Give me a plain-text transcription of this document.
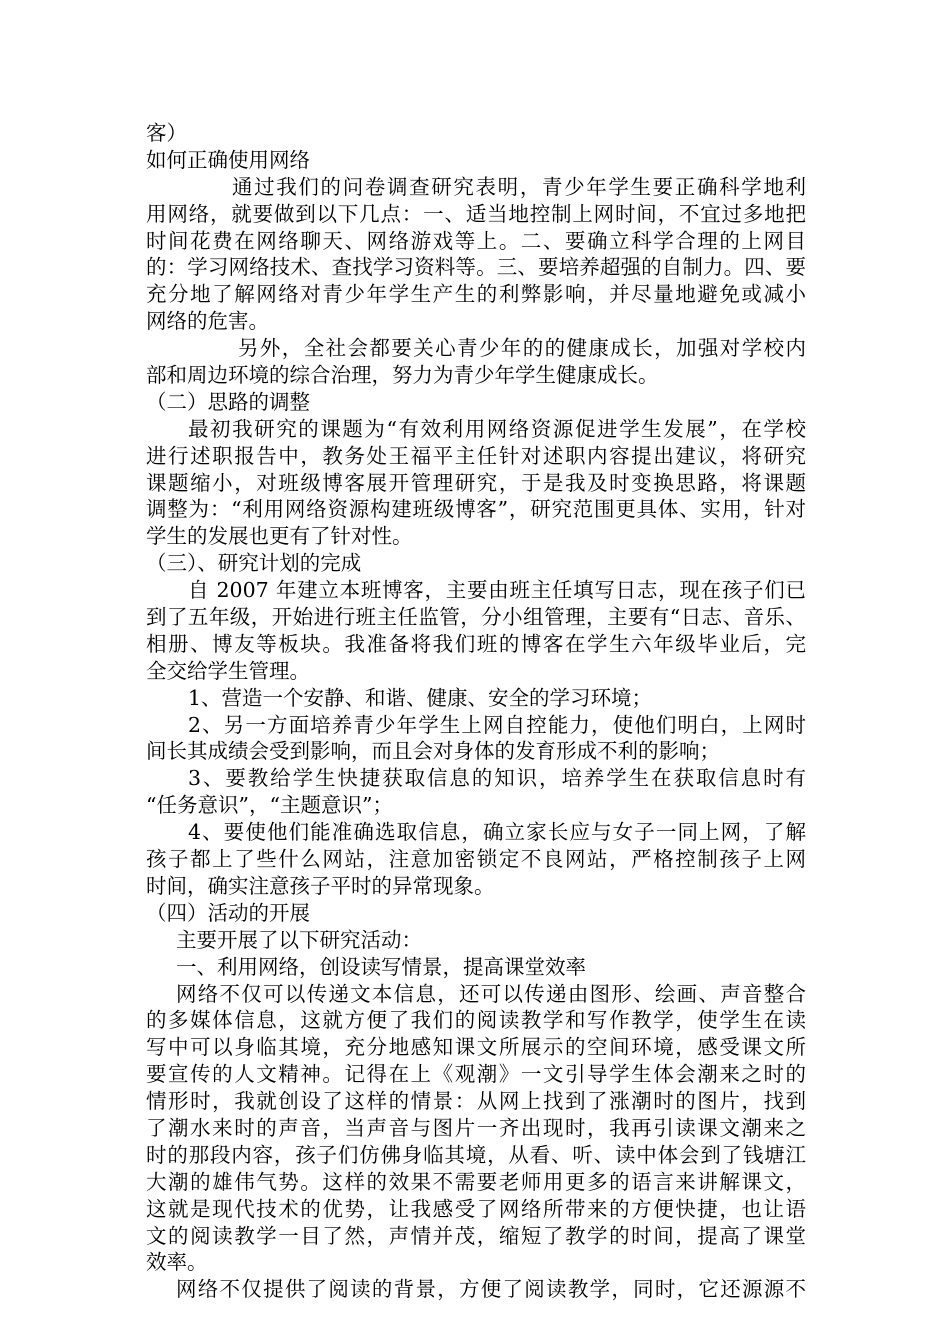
客）
如何正确使用网络
通过我们的问卷调查研究表明，青少年学生要正确科学地利
用网络，就要做到以下几点：一、适当地控制上网时间，不宜过多地把
时间花费在网络聊天、网络游戏等上。二、要确立科学合理的上网目
的：学习网络技术、查找学习资料等。三、要培养超强的自制力。四、要
充分地了解网络对青少年学生产生的利弊影响，并尽量地避免或减小
网络的危害。
另外，全社会都要关心青少年的的健康成长，加强对学校内
部和周边环境的综合治理，努力为青少年学生健康成长。
（二）思路的调整
最初我研究的课题为“有效利用网络资源促进学生发展”，在学校
进行述职报告中，教务处王福平主任针对述职内容提出建议，将研究
课题缩小，对班级博客展开管理研究，于是我及时变换思路，将课题
调整为：“利用网络资源构建班级博客”，研究范围更具体、实用，针对
学生的发展也更有了针对性。
（三）、研究计划的完成
自 2007 年建立本班博客，主要由班主任填写日志，现在孩子们已
到了五年级，开始进行班主任监管，分小组管理，主要有“日志、音乐、
相册、博友等板块。我准备将我们班的博客在学生六年级毕业后，完
全交给学生管理。
1、营造一个安静、和谐、健康、安全的学习环境；
2、另一方面培养青少年学生上网自控能力，使他们明白，上网时
间长其成绩会受到影响，而且会对身体的发育形成不利的影响；
3、要教给学生快捷获取信息的知识，培养学生在获取信息时有
“任务意识”，“主题意识”；
4、要使他们能准确选取信息，确立家长应与女子一同上网，了解
孩子都上了些什么网站，注意加密锁定不良网站，严格控制孩子上网
时间，确实注意孩子平时的异常现象。
（四）活动的开展
主要开展了以下研究活动：
一、利用网络，创设读写情景，提高课堂效率
网络不仅可以传递文本信息，还可以传递由图形、绘画、声音整合
的多媒体信息，这就方便了我们的阅读教学和写作教学，使学生在读
写中可以身临其境，充分地感知课文所展示的空间环境，感受课文所
要宣传的人文精神。记得在上《观潮》一文引导学生体会潮来之时的
情形时，我就创设了这样的情景：从网上找到了涨潮时的图片，找到
了潮水来时的声音，当声音与图片一齐出现时，我再引读课文潮来之
时的那段内容，孩子们仿佛身临其境，从看、听、读中体会到了钱塘江
大潮的雄伟气势。这样的效果不需要老师用更多的语言来讲解课文，
这就是现代技术的优势，让我感受了网络所带来的方便快捷，也让语
文的阅读教学一目了然，声情并茂，缩短了教学的时间，提高了课堂
效率。
网络不仅提供了阅读的背景，方便了阅读教学，同时，它还源源不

• • •

Pictures in the data above should not be copied; transcribe everything else exactly.

Full solution ::
Give me a plain-text transcription of this document.
客）
如何正确使用网络
通过我们的问卷调查研究表明，青少年学生要正确科学地利
用网络，就要做到以下几点：一、适当地控制上网时间，不宜过多地把
时间花费在网络聊天、网络游戏等上。二、要确立科学合理的上网目
的：学习网络技术、查找学习资料等。三、要培养超强的自制力。四、要
充分地了解网络对青少年学生产生的利弊影响，并尽量地避免或减小
网络的危害。
另外，全社会都要关心青少年的的健康成长，加强对学校内
部和周边环境的综合治理，努力为青少年学生健康成长。
（二）思路的调整
最初我研究的课题为“有效利用网络资源促进学生发展”，在学校
进行述职报告中，教务处王福平主任针对述职内容提出建议，将研究
课题缩小，对班级博客展开管理研究，于是我及时变换思路，将课题
调整为：“利用网络资源构建班级博客”，研究范围更具体、实用，针对
学生的发展也更有了针对性。
（三）、研究计划的完成
自 2007 年建立本班博客，主要由班主任填写日志，现在孩子们已
到了五年级，开始进行班主任监管，分小组管理，主要有“日志、音乐、
相册、博友等板块。我准备将我们班的博客在学生六年级毕业后，完
全交给学生管理。
1、营造一个安静、和谐、健康、安全的学习环境；
2、另一方面培养青少年学生上网自控能力，使他们明白，上网时
间长其成绩会受到影响，而且会对身体的发育形成不利的影响；
3、要教给学生快捷获取信息的知识，培养学生在获取信息时有
“任务意识”，“主题意识”；
4、要使他们能准确选取信息，确立家长应与女子一同上网，了解
孩子都上了些什么网站，注意加密锁定不良网站，严格控制孩子上网
时间，确实注意孩子平时的异常现象。
（四）活动的开展
主要开展了以下研究活动：
一、利用网络，创设读写情景，提高课堂效率
网络不仅可以传递文本信息，还可以传递由图形、绘画、声音整合
的多媒体信息，这就方便了我们的阅读教学和写作教学，使学生在读
写中可以身临其境，充分地感知课文所展示的空间环境，感受课文所
要宣传的人文精神。记得在上《观潮》一文引导学生体会潮来之时的
情形时，我就创设了这样的情景：从网上找到了涨潮时的图片，找到
了潮水来时的声音，当声音与图片一齐出现时，我再引读课文潮来之
时的那段内容，孩子们仿佛身临其境，从看、听、读中体会到了钱塘江
大潮的雄伟气势。这样的效果不需要老师用更多的语言来讲解课文，
这就是现代技术的优势，让我感受了网络所带来的方便快捷，也让语
文的阅读教学一目了然，声情并茂，缩短了教学的时间，提高了课堂
效率。
网络不仅提供了阅读的背景，方便了阅读教学，同时，它还源源不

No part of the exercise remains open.